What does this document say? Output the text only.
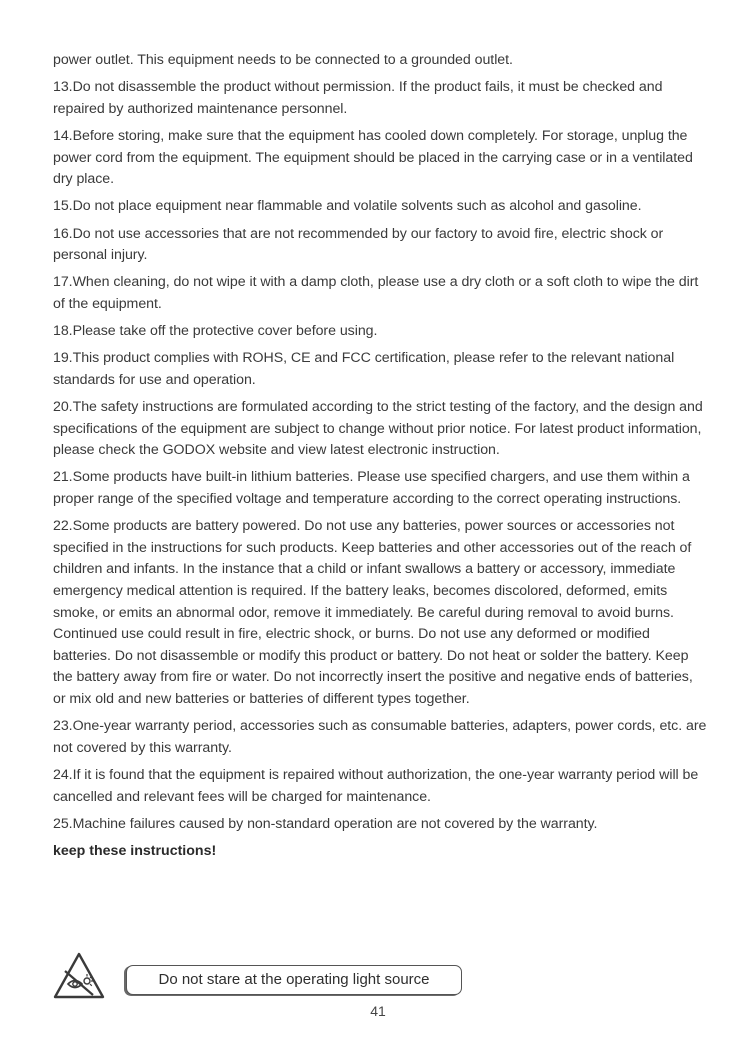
power outlet. This equipment needs to be connected to a grounded outlet.

13.Do not disassemble the product without permission. If the product fails, it must be checked and repaired by authorized maintenance personnel.

14.Before storing, make sure that the equipment has cooled down completely. For storage, unplug the power cord from the equipment. The equipment should be placed in the carrying case or in a ventilated dry place.

15.Do not place equipment near flammable and volatile solvents such as alcohol and gasoline.

16.Do not use accessories that are not recommended by our factory to avoid fire, electric shock or personal injury.

17.When cleaning, do not wipe it with a damp cloth, please use a dry cloth or a soft cloth to wipe the dirt of the equipment.

18.Please take off the protective cover before using.

19.This product complies with ROHS, CE and FCC certification, please refer to the relevant national standards for use and operation.

20.The safety instructions are formulated according to the strict testing of the factory, and the design and specifications of the equipment are subject to change without prior notice. For latest product information, please check the GODOX website and view latest electronic instruction.

21.Some products have built-in lithium batteries. Please use specified chargers, and use them within a proper range of the specified voltage and temperature according to the correct operating instructions.

22.Some products are battery powered. Do not use any batteries, power sources or accessories not specified in the instructions for such products. Keep batteries and other accessories out of the reach of children and infants. In the instance that a child or infant swallows a battery or accessory, immediate emergency medical attention is required. If the battery leaks, becomes discolored, deformed, emits smoke, or emits an abnormal odor, remove it immediately. Be careful during removal to avoid burns. Continued use could result in fire, electric shock, or burns. Do not use any deformed or modified batteries. Do not disassemble or modify this product or battery. Do not heat or solder the battery. Keep the battery away from fire or water. Do not incorrectly insert the positive and negative ends of batteries, or mix old and new batteries or batteries of different types together.

23.One-year warranty period, accessories such as consumable batteries, adapters, power cords, etc. are not covered by this warranty.

24.If it is found that the equipment is repaired without authorization, the one-year warranty period will be cancelled and relevant fees will be charged for maintenance.

25.Machine failures caused by non-standard operation are not covered by the warranty.

keep these instructions!

Do not stare at the operating light source
41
....
▶ Stated problem:
Reproduce each record above by retyping it exactly; omit all images.

▶ Answer:
What does this document say? Output the text only.
power outlet. This equipment needs to be connected to a grounded outlet.

13.Do not disassemble the product without permission. If the product fails, it must be checked and repaired by authorized maintenance personnel.

14.Before storing, make sure that the equipment has cooled down completely. For storage, unplug the power cord from the equipment. The equipment should be placed in the carrying case or in a ventilated dry place.

15.Do not place equipment near flammable and volatile solvents such as alcohol and gasoline.

16.Do not use accessories that are not recommended by our factory to avoid fire, electric shock or personal injury.

17.When cleaning, do not wipe it with a damp cloth, please use a dry cloth or a soft cloth to wipe the dirt of the equipment.

18.Please take off the protective cover before using.

19.This product complies with ROHS, CE and FCC certification, please refer to the relevant national standards for use and operation.

20.The safety instructions are formulated according to the strict testing of the factory, and the design and specifications of the equipment are subject to change without prior notice. For latest product information, please check the GODOX website and view latest electronic instruction.

21.Some products have built-in lithium batteries. Please use specified chargers, and use them within a proper range of the specified voltage and temperature according to the correct operating instructions.

22.Some products are battery powered. Do not use any batteries, power sources or accessories not specified in the instructions for such products. Keep batteries and other accessories out of the reach of children and infants. In the instance that a child or infant swallows a battery or accessory, immediate emergency medical attention is required. If the battery leaks, becomes discolored, deformed, emits smoke, or emits an abnormal odor, remove it immediately. Be careful during removal to avoid burns. Continued use could result in fire, electric shock, or burns. Do not use any deformed or modified batteries. Do not disassemble or modify this product or battery. Do not heat or solder the battery. Keep the battery away from fire or water. Do not incorrectly insert the positive and negative ends of batteries, or mix old and new batteries or batteries of different types together.

23.One-year warranty period, accessories such as consumable batteries, adapters, power cords, etc. are not covered by this warranty.

24.If it is found that the equipment is repaired without authorization, the one-year warranty period will be cancelled and relevant fees will be charged for maintenance.

25.Machine failures caused by non-standard operation are not covered by the warranty.

keep these instructions!

Do not stare at the operating light source
41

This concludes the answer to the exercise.